> [Task to carry out]: Read the records below and copy each line that contains "Frequency".
──────────
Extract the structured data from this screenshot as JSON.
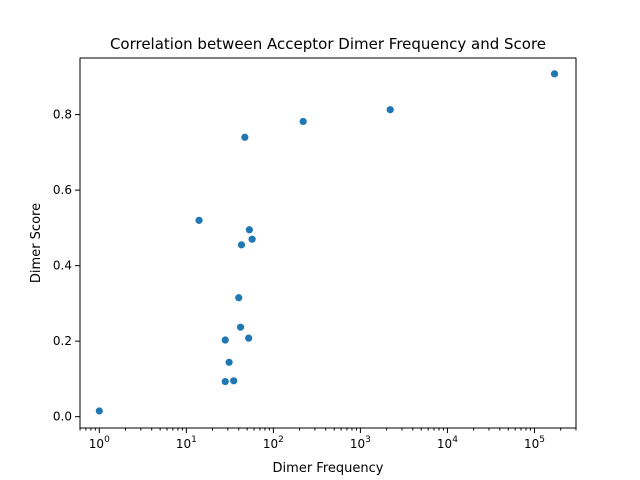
{
  "chart_data": {
    "type": "scatter",
    "title": "Correlation between Acceptor Dimer Frequency and Score",
    "xlabel": "Dimer Frequency",
    "ylabel": "Dimer Score",
    "xscale": "log",
    "xlim": [
      0.6,
      300000
    ],
    "ylim": [
      -0.03,
      0.95
    ],
    "x_ticks": [
      {
        "base": "10",
        "exp": "0",
        "value": 1
      },
      {
        "base": "10",
        "exp": "1",
        "value": 10
      },
      {
        "base": "10",
        "exp": "2",
        "value": 100
      },
      {
        "base": "10",
        "exp": "3",
        "value": 1000
      },
      {
        "base": "10",
        "exp": "4",
        "value": 10000
      },
      {
        "base": "10",
        "exp": "5",
        "value": 100000
      }
    ],
    "y_ticks": [
      "0.0",
      "0.2",
      "0.4",
      "0.6",
      "0.8"
    ],
    "grid": false,
    "marker_color": "#1f77b4",
    "points": [
      {
        "x": 1,
        "y": 0.015
      },
      {
        "x": 14,
        "y": 0.52
      },
      {
        "x": 28,
        "y": 0.093
      },
      {
        "x": 28,
        "y": 0.203
      },
      {
        "x": 31,
        "y": 0.144
      },
      {
        "x": 35,
        "y": 0.095
      },
      {
        "x": 40,
        "y": 0.315
      },
      {
        "x": 42,
        "y": 0.237
      },
      {
        "x": 43,
        "y": 0.455
      },
      {
        "x": 47,
        "y": 0.74
      },
      {
        "x": 52,
        "y": 0.208
      },
      {
        "x": 53,
        "y": 0.495
      },
      {
        "x": 57,
        "y": 0.47
      },
      {
        "x": 220,
        "y": 0.782
      },
      {
        "x": 2200,
        "y": 0.813
      },
      {
        "x": 170000,
        "y": 0.908
      }
    ]
  }
}
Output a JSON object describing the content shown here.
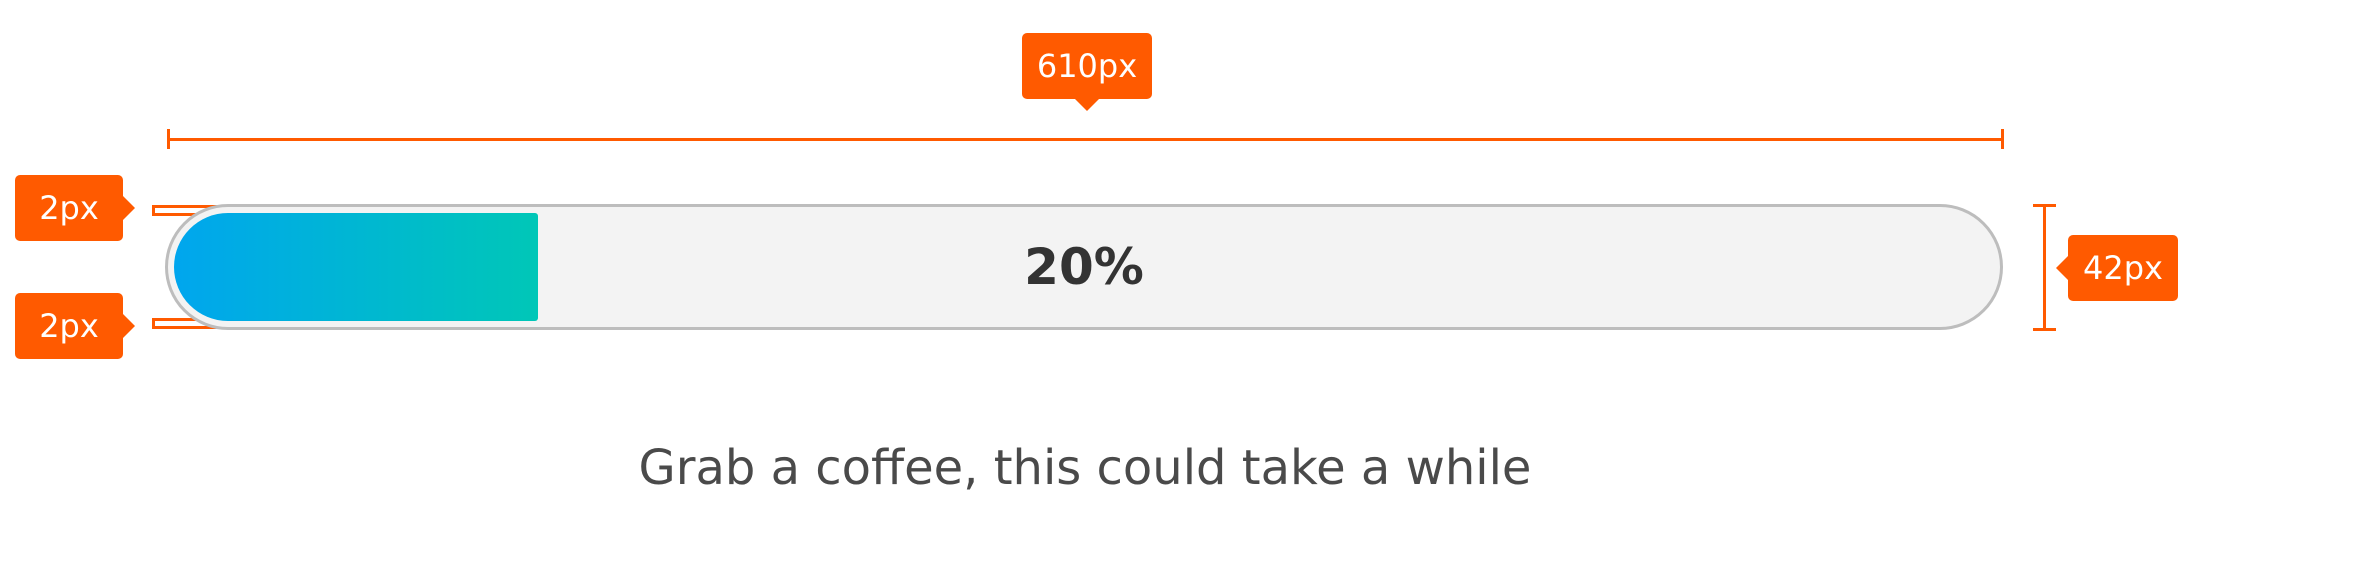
{
  "colors": {
    "accent": "#ff5a00",
    "track_background": "#f3f3f3",
    "track_border": "#bdbdbd",
    "fill_gradient_start": "#00a6ee",
    "fill_gradient_end": "#00c7b7"
  },
  "annotations": {
    "width_label": "610px",
    "top_padding_label": "2px",
    "bottom_padding_label": "2px",
    "height_label": "42px"
  },
  "progress": {
    "percent": 20,
    "label": "20%"
  },
  "caption": "Grab a coffee, this could take a while"
}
──────────
> [Answer below]:
    "title": "Correlation between Acceptor Dimer Frequency and Score",
    "xlabel": "Dimer Frequency",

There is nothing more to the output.